◆ **Your goal**: Omit every picture and write out the rest of the records exactly.

◆ **Given information**:
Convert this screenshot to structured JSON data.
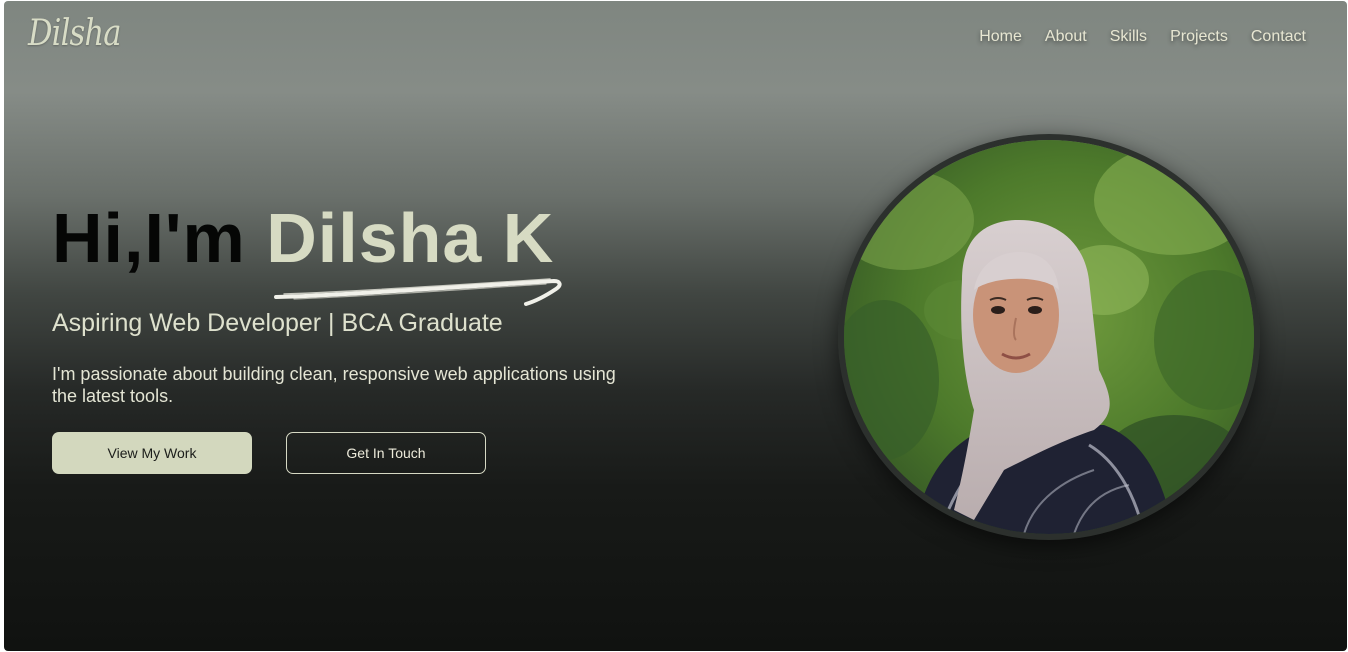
{
  "brand": {
    "logo": "Dilsha"
  },
  "nav": {
    "items": [
      "Home",
      "About",
      "Skills",
      "Projects",
      "Contact"
    ]
  },
  "hero": {
    "greeting": "Hi,I'm",
    "name": "Dilsha K",
    "subtitle": "Aspiring Web Developer | BCA Graduate",
    "description": "I'm passionate about building clean, responsive web applications using the latest tools.",
    "primary_button": "View My Work",
    "secondary_button": "Get In Touch"
  },
  "colors": {
    "accent": "#d3d8be",
    "name_text": "#d7dbc3",
    "background_top": "#868c87",
    "background_bottom": "#101210"
  },
  "icons": {
    "underline": "brush-stroke-underline"
  }
}
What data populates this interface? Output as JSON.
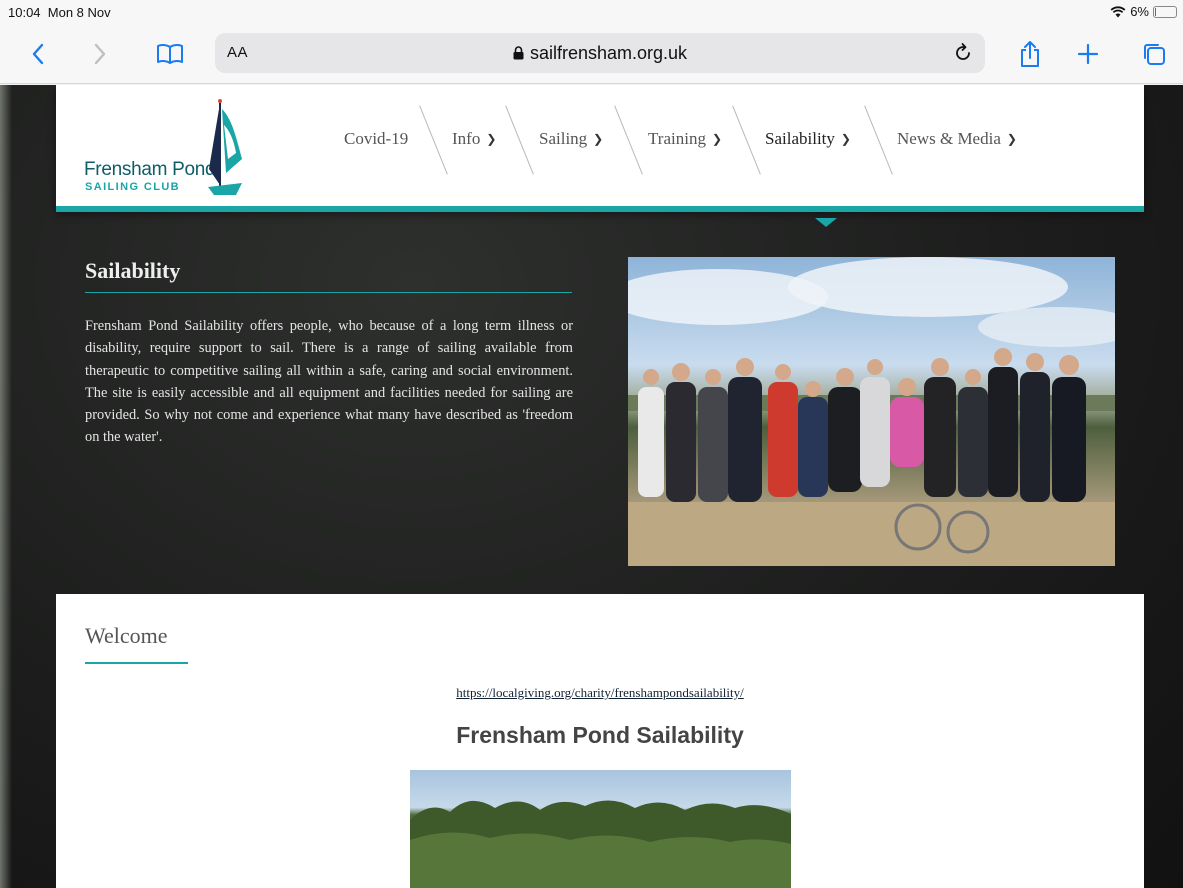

◆ **Complete response**:
Convert this screenshot to structured JSON data.
{
  "brand": {
    "logo": "Dilsha"
  },
  "nav": {
    "items": [
      "Home",
      "About",
      "Skills",
      "Projects",
      "Contact"
    ]
  },
  "hero": {
    "greeting": "Hi,I'm",
    "name": "Dilsha K",
    "subtitle": "Aspiring Web Developer | BCA Graduate",
    "description": "I'm passionate about building clean, responsive web applications using the latest tools.",
    "primary_button": "View My Work",
    "secondary_button": "Get In Touch"
  },
  "colors": {
    "accent": "#d3d8be",
    "name_text": "#d7dbc3",
    "background_top": "#868c87",
    "background_bottom": "#101210"
  },
  "icons": {
    "underline": "brush-stroke-underline"
  }
}
What data populates this interface? Output as JSON.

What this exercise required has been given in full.